WORK REQUIRED
Please rewrite the items from the first line through the line containing "459, 664, 545]" as a Markdown table with two columns, Row and Line. Number each row, and leave out any blank lines.

______________________________

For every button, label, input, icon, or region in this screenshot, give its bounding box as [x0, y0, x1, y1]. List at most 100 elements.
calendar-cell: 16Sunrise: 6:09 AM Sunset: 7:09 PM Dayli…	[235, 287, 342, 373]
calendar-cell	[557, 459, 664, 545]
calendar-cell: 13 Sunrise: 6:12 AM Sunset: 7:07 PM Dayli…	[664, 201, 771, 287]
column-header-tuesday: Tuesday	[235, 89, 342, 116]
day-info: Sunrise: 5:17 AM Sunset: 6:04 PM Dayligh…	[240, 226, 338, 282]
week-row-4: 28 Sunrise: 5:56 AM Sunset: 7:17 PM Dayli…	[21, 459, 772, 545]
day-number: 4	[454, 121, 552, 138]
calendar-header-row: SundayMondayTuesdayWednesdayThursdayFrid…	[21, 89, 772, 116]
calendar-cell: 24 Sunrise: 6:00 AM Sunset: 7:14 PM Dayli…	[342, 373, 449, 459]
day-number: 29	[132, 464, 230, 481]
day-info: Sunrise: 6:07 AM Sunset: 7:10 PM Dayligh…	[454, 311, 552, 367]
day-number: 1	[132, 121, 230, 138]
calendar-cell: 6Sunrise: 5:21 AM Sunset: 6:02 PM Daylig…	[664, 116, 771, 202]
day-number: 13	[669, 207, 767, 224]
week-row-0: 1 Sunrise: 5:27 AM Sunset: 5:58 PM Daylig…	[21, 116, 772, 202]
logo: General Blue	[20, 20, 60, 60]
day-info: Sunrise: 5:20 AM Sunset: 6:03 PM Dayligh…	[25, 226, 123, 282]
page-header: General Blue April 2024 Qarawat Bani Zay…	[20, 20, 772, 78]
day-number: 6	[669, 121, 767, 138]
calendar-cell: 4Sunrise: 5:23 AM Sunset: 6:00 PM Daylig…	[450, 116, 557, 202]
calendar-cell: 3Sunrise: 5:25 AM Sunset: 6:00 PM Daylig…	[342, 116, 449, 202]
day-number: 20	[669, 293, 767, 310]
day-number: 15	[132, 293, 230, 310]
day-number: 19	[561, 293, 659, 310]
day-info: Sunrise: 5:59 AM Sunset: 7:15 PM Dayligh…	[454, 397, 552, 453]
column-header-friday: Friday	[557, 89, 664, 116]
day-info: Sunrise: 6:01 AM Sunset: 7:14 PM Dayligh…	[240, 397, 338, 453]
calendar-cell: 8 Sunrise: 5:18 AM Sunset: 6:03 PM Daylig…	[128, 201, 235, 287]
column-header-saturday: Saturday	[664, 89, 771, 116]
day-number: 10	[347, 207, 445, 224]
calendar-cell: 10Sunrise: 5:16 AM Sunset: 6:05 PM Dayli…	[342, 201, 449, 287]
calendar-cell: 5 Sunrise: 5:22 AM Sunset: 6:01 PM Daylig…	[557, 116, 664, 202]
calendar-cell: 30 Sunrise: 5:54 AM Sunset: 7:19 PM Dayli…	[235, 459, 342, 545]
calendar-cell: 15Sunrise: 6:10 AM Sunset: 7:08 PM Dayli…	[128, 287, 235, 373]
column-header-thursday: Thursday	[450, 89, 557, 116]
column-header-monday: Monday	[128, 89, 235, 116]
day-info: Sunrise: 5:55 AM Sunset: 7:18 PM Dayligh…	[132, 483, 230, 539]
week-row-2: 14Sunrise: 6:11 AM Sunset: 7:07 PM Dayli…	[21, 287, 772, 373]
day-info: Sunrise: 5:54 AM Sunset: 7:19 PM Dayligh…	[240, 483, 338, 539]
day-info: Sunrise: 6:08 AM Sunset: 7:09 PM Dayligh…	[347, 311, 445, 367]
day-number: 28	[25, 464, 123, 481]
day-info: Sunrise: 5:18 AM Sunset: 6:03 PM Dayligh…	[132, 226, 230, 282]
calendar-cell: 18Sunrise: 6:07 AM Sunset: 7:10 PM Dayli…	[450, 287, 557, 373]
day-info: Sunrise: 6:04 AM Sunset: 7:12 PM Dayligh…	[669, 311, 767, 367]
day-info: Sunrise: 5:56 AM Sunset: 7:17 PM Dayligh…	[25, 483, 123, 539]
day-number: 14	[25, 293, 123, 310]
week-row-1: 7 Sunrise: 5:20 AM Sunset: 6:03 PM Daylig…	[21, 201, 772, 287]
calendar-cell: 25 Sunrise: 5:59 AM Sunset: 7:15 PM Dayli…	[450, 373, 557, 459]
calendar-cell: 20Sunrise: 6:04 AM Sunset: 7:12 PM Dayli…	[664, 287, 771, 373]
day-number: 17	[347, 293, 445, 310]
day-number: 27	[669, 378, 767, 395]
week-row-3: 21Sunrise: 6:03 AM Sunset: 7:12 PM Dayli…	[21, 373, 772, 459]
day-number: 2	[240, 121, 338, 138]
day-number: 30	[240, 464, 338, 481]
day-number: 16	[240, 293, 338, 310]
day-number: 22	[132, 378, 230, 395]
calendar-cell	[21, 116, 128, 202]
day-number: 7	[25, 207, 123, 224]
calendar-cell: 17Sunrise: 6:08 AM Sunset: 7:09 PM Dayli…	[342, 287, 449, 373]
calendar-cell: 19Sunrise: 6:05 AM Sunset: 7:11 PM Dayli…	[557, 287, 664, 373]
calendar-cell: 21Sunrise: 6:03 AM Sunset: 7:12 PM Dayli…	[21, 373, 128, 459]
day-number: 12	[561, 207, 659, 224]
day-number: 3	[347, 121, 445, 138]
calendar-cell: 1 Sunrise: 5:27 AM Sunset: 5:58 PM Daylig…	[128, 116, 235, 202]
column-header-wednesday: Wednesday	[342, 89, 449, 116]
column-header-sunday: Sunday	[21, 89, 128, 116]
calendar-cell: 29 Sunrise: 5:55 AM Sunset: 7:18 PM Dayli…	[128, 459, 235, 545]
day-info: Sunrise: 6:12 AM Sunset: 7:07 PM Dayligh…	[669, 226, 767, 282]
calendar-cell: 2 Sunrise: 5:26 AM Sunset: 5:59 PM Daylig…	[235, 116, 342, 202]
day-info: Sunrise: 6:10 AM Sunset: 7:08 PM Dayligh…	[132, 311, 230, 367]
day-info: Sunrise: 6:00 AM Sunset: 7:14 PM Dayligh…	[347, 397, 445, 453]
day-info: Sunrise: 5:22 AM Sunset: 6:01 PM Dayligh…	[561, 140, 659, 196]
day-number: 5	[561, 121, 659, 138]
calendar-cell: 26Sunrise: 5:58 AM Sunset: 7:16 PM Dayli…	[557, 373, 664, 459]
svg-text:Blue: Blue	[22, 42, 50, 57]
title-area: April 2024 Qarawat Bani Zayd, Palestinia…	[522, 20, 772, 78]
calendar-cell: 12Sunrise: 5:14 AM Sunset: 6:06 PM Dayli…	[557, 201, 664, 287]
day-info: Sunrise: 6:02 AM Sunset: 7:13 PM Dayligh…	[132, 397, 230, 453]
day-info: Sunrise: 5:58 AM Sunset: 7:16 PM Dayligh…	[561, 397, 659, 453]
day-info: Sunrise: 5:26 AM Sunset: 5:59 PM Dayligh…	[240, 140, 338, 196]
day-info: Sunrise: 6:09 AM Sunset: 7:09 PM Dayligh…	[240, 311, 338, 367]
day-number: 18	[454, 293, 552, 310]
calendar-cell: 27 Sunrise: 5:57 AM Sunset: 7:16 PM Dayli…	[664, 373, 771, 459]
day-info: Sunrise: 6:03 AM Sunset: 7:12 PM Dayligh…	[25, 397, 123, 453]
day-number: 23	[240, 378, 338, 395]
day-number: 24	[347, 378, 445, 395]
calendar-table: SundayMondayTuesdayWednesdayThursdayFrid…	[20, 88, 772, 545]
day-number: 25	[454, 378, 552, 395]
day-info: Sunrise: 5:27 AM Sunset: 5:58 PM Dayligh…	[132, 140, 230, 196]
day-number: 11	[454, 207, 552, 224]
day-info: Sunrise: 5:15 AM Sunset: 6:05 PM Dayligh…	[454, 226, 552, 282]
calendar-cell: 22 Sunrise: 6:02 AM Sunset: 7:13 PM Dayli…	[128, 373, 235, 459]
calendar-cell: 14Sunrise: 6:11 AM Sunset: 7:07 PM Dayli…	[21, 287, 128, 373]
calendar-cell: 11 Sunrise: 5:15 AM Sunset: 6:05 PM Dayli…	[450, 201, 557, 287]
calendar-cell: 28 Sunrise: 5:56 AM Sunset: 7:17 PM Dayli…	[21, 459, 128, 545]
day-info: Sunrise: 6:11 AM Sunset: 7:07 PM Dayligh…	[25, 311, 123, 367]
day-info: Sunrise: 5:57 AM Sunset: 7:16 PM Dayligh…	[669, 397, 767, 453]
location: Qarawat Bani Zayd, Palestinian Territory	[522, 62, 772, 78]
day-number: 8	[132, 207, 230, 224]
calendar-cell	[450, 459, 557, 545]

______________________________

ANSWER TO THIS PROBLEM
| Row | Line |
|---|---|
| 1 | For every button, label, input, icon, or region in this screenshot, give its bounding box as [x0, y0, x1, y1]. List at most 100 elements. |
| 2 | calendar-cell: 16Sunrise: 6:09 AM Sunset: 7:09 PM Dayli…	[235, 287, 342, 373] |
| 3 | calendar-cell	[557, 459, 664, 545] |